-- What you need to do --
Looking at the listing, state how many of its lines contain the string "ylabel". Write only the number.

-- Extracted data --
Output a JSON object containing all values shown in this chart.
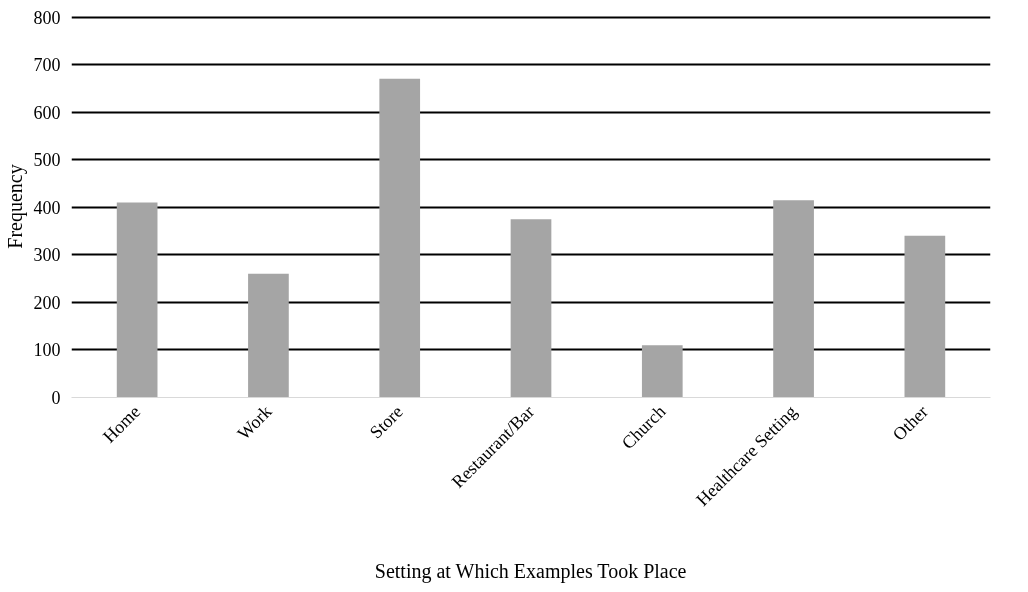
{
  "chart_data": {
    "type": "bar",
    "xlabel": "Setting at Which Examples Took Place",
    "ylabel": "Frequency",
    "categories": [
      "Home",
      "Work",
      "Store",
      "Restaurant/Bar",
      "Church",
      "Healthcare Setting",
      "Other"
    ],
    "values": [
      410,
      260,
      670,
      375,
      110,
      415,
      340
    ],
    "color": "#a5a5a5",
    "ylim": [
      0,
      800
    ],
    "yticks": [
      0,
      100,
      200,
      300,
      400,
      500,
      600,
      700,
      800
    ],
    "grid": "y"
  }
}
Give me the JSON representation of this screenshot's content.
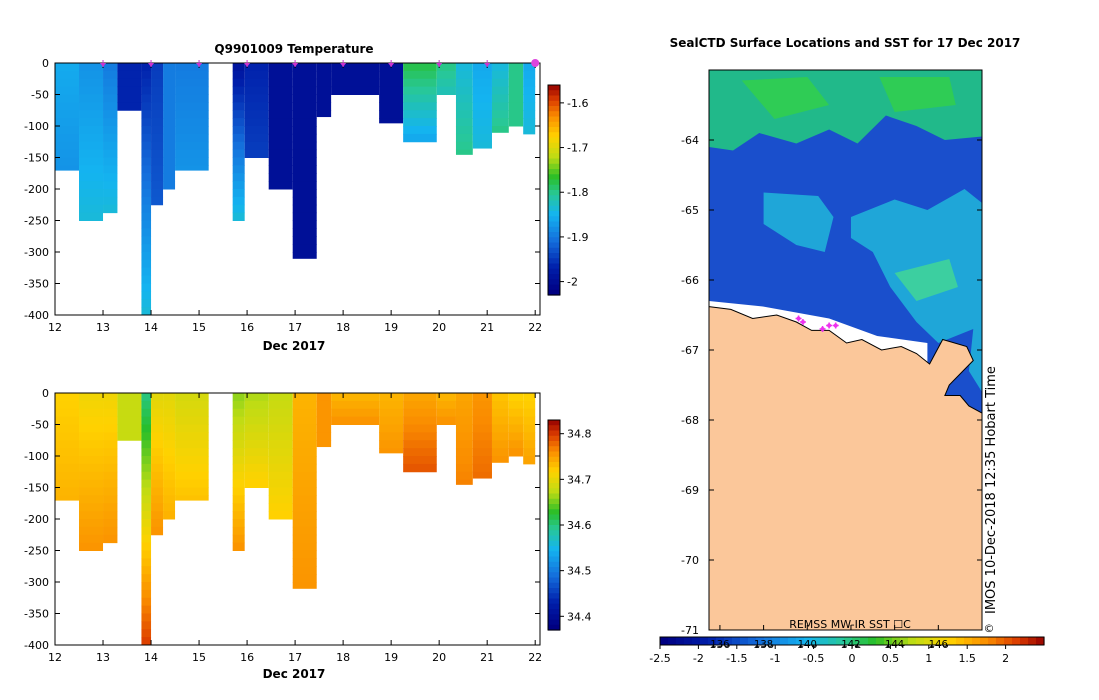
{
  "chart_data": [
    {
      "type": "heatmap",
      "title": "Q9901009  Temperature",
      "xlabel": "Dec 2017",
      "ylabel": "",
      "xlim": [
        12,
        22.1
      ],
      "ylim": [
        -400,
        0
      ],
      "xticks": [
        "12",
        "13",
        "14",
        "15",
        "16",
        "17",
        "18",
        "19",
        "20",
        "21",
        "22"
      ],
      "yticks": [
        "0",
        "-50",
        "-100",
        "-150",
        "-200",
        "-250",
        "-300",
        "-350",
        "-400"
      ],
      "profile_days": [
        12.0,
        12.5,
        13.0,
        13.3,
        13.8,
        14.0,
        14.25,
        14.5,
        15.2,
        15.7,
        15.95,
        16.45,
        16.95,
        17.45,
        17.75,
        18.2,
        18.75,
        19.25,
        19.95,
        20.35,
        20.7,
        21.1,
        21.45,
        21.75
      ],
      "profiles": [
        {
          "day": 12.0,
          "depth": 170,
          "top": -1.86,
          "bottom": -1.88
        },
        {
          "day": 12.5,
          "depth": 250,
          "top": -1.88,
          "bottom": -1.84
        },
        {
          "day": 13.0,
          "depth": 240,
          "top": -1.9,
          "bottom": -1.84
        },
        {
          "day": 13.3,
          "depth": 80,
          "top": -1.97,
          "bottom": -1.97
        },
        {
          "day": 13.8,
          "depth": 400,
          "top": -1.97,
          "bottom": -1.84
        },
        {
          "day": 14.0,
          "depth": 230,
          "top": -1.95,
          "bottom": -1.93
        },
        {
          "day": 14.25,
          "depth": 200,
          "top": -1.9,
          "bottom": -1.9
        },
        {
          "day": 14.5,
          "depth": 170,
          "top": -1.9,
          "bottom": -1.88
        },
        {
          "day": 15.7,
          "depth": 255,
          "top": -1.99,
          "bottom": -1.84
        },
        {
          "day": 15.95,
          "depth": 150,
          "top": -1.97,
          "bottom": -1.95
        },
        {
          "day": 16.45,
          "depth": 200,
          "top": -2.0,
          "bottom": -2.0
        },
        {
          "day": 16.95,
          "depth": 310,
          "top": -2.0,
          "bottom": -2.0
        },
        {
          "day": 17.45,
          "depth": 85,
          "top": -2.0,
          "bottom": -2.0
        },
        {
          "day": 17.75,
          "depth": 50,
          "top": -2.0,
          "bottom": -2.0
        },
        {
          "day": 18.75,
          "depth": 95,
          "top": -2.0,
          "bottom": -2.0
        },
        {
          "day": 19.25,
          "depth": 130,
          "top": -1.78,
          "bottom": -1.86
        },
        {
          "day": 19.95,
          "depth": 50,
          "top": -1.8,
          "bottom": -1.82
        },
        {
          "day": 20.35,
          "depth": 145,
          "top": -1.84,
          "bottom": -1.8
        },
        {
          "day": 20.7,
          "depth": 135,
          "top": -1.86,
          "bottom": -1.84
        },
        {
          "day": 21.1,
          "depth": 110,
          "top": -1.84,
          "bottom": -1.8
        },
        {
          "day": 21.45,
          "depth": 105,
          "top": -1.8,
          "bottom": -1.8
        },
        {
          "day": 21.75,
          "depth": 115,
          "top": -1.86,
          "bottom": -1.84
        }
      ],
      "colorbar": {
        "min": -2.03,
        "max": -1.56,
        "ticks": [
          "-1.6",
          "-1.7",
          "-1.8",
          "-1.9",
          "-2"
        ]
      }
    },
    {
      "type": "heatmap",
      "title": "",
      "xlabel": "Dec 2017",
      "ylabel": "",
      "xlim": [
        12,
        22.1
      ],
      "ylim": [
        -400,
        0
      ],
      "xticks": [
        "12",
        "13",
        "14",
        "15",
        "16",
        "17",
        "18",
        "19",
        "20",
        "21",
        "22"
      ],
      "yticks": [
        "0",
        "-50",
        "-100",
        "-150",
        "-200",
        "-250",
        "-300",
        "-350",
        "-400"
      ],
      "profiles": [
        {
          "day": 12.0,
          "depth": 170,
          "top": 34.72,
          "bottom": 34.74
        },
        {
          "day": 12.5,
          "depth": 250,
          "top": 34.71,
          "bottom": 34.76
        },
        {
          "day": 13.0,
          "depth": 240,
          "top": 34.71,
          "bottom": 34.76
        },
        {
          "day": 13.3,
          "depth": 80,
          "top": 34.68,
          "bottom": 34.68
        },
        {
          "day": 13.8,
          "depth": 400,
          "top": 34.6,
          "bottom": 34.8
        },
        {
          "day": 14.0,
          "depth": 230,
          "top": 34.7,
          "bottom": 34.76
        },
        {
          "day": 14.25,
          "depth": 200,
          "top": 34.7,
          "bottom": 34.74
        },
        {
          "day": 14.5,
          "depth": 170,
          "top": 34.69,
          "bottom": 34.73
        },
        {
          "day": 15.7,
          "depth": 255,
          "top": 34.66,
          "bottom": 34.76
        },
        {
          "day": 15.95,
          "depth": 150,
          "top": 34.67,
          "bottom": 34.72
        },
        {
          "day": 16.45,
          "depth": 200,
          "top": 34.68,
          "bottom": 34.72
        },
        {
          "day": 16.95,
          "depth": 310,
          "top": 34.74,
          "bottom": 34.76
        },
        {
          "day": 17.45,
          "depth": 85,
          "top": 34.76,
          "bottom": 34.76
        },
        {
          "day": 17.75,
          "depth": 50,
          "top": 34.74,
          "bottom": 34.76
        },
        {
          "day": 18.75,
          "depth": 95,
          "top": 34.74,
          "bottom": 34.76
        },
        {
          "day": 19.25,
          "depth": 130,
          "top": 34.75,
          "bottom": 34.79
        },
        {
          "day": 19.95,
          "depth": 50,
          "top": 34.74,
          "bottom": 34.76
        },
        {
          "day": 20.35,
          "depth": 145,
          "top": 34.75,
          "bottom": 34.77
        },
        {
          "day": 20.7,
          "depth": 135,
          "top": 34.76,
          "bottom": 34.78
        },
        {
          "day": 21.1,
          "depth": 110,
          "top": 34.73,
          "bottom": 34.76
        },
        {
          "day": 21.45,
          "depth": 105,
          "top": 34.72,
          "bottom": 34.76
        },
        {
          "day": 21.75,
          "depth": 115,
          "top": 34.72,
          "bottom": 34.75
        }
      ],
      "colorbar": {
        "min": 34.37,
        "max": 34.83,
        "ticks": [
          "34.8",
          "34.7",
          "34.6",
          "34.5",
          "34.4"
        ]
      }
    },
    {
      "type": "heatmap",
      "title": "SealCTD Surface Locations and SST for 17 Dec 2017",
      "xlabel": "REMSS MW-IR SST ☐C",
      "xlim": [
        135.5,
        148.0
      ],
      "ylim": [
        -71,
        -63
      ],
      "lon_ticks": [
        "136",
        "138",
        "140",
        "142",
        "144",
        "146"
      ],
      "lat_ticks": [
        "-64",
        "-65",
        "-66",
        "-67",
        "-68",
        "-69",
        "-70",
        "-71"
      ],
      "colorbar": {
        "min": -2.5,
        "max": 2.5,
        "ticks": [
          "-2.5",
          "-2",
          "-1.5",
          "-1",
          "-0.5",
          "0",
          "0.5",
          "1",
          "1.5",
          "2"
        ]
      },
      "locations": [
        {
          "lon": 139.6,
          "lat": -66.55
        },
        {
          "lon": 139.8,
          "lat": -66.6
        },
        {
          "lon": 141.0,
          "lat": -66.65
        },
        {
          "lon": 141.3,
          "lat": -66.65
        },
        {
          "lon": 140.7,
          "lat": -66.7
        }
      ],
      "credit": "IMOS 10-Dec-2018 12:35 Hobart Time",
      "copyright": "©"
    }
  ]
}
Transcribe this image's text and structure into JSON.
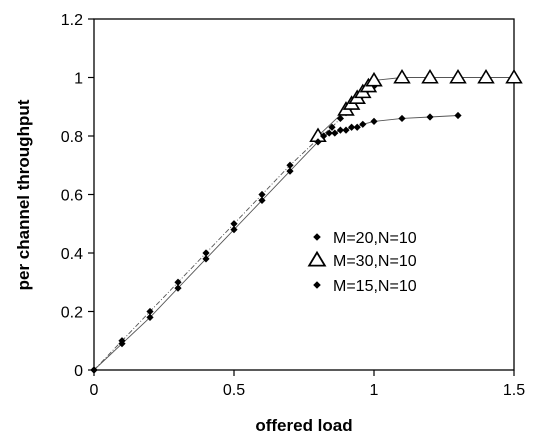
{
  "chart_data": {
    "type": "scatter",
    "title": "",
    "xlabel": "offered load",
    "ylabel": "per channel throughput",
    "xlim": [
      0,
      1.5
    ],
    "ylim": [
      0,
      1.2
    ],
    "xticks": [
      0,
      0.5,
      1,
      1.5
    ],
    "xtick_labels": [
      "0",
      "0.5",
      "1",
      "1.5"
    ],
    "yticks": [
      0,
      0.2,
      0.4,
      0.6,
      0.8,
      1.0,
      1.2
    ],
    "ytick_labels": [
      "0",
      "0.2",
      "0.4",
      "0.6",
      "0.8",
      "1",
      "1.2"
    ],
    "grid": false,
    "legend_position": "center-right",
    "series": [
      {
        "name": "M=20,N=10",
        "marker": "diamond",
        "color": "#000000",
        "x": [
          0,
          0.1,
          0.2,
          0.3,
          0.4,
          0.5,
          0.6,
          0.7,
          0.8,
          0.85,
          0.88,
          0.9,
          0.92,
          0.95,
          0.97,
          1.0
        ],
        "y": [
          0,
          0.1,
          0.2,
          0.3,
          0.4,
          0.5,
          0.6,
          0.7,
          0.79,
          0.83,
          0.86,
          0.88,
          0.9,
          0.93,
          0.95,
          0.97
        ]
      },
      {
        "name": "M=30,N=10",
        "marker": "triangle",
        "color": "#000000",
        "x": [
          0.8,
          0.9,
          0.92,
          0.94,
          0.96,
          0.98,
          1.0,
          1.1,
          1.2,
          1.3,
          1.4,
          1.5
        ],
        "y": [
          0.8,
          0.89,
          0.91,
          0.93,
          0.95,
          0.97,
          0.99,
          1.0,
          1.0,
          1.0,
          1.0,
          1.0
        ]
      },
      {
        "name": "M=15,N=10",
        "marker": "diamond",
        "color": "#000000",
        "x": [
          0,
          0.1,
          0.2,
          0.3,
          0.4,
          0.5,
          0.6,
          0.7,
          0.8,
          0.82,
          0.84,
          0.86,
          0.88,
          0.9,
          0.92,
          0.94,
          0.96,
          1.0,
          1.1,
          1.2,
          1.3
        ],
        "y": [
          0,
          0.09,
          0.18,
          0.28,
          0.38,
          0.48,
          0.58,
          0.68,
          0.78,
          0.8,
          0.81,
          0.81,
          0.82,
          0.82,
          0.83,
          0.83,
          0.84,
          0.85,
          0.86,
          0.865,
          0.87
        ]
      }
    ],
    "legend": [
      {
        "label": "M=20,N=10",
        "marker": "diamond"
      },
      {
        "label": "M=30,N=10",
        "marker": "triangle"
      },
      {
        "label": "M=15,N=10",
        "marker": "diamond"
      }
    ]
  }
}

-- Output of the task --
4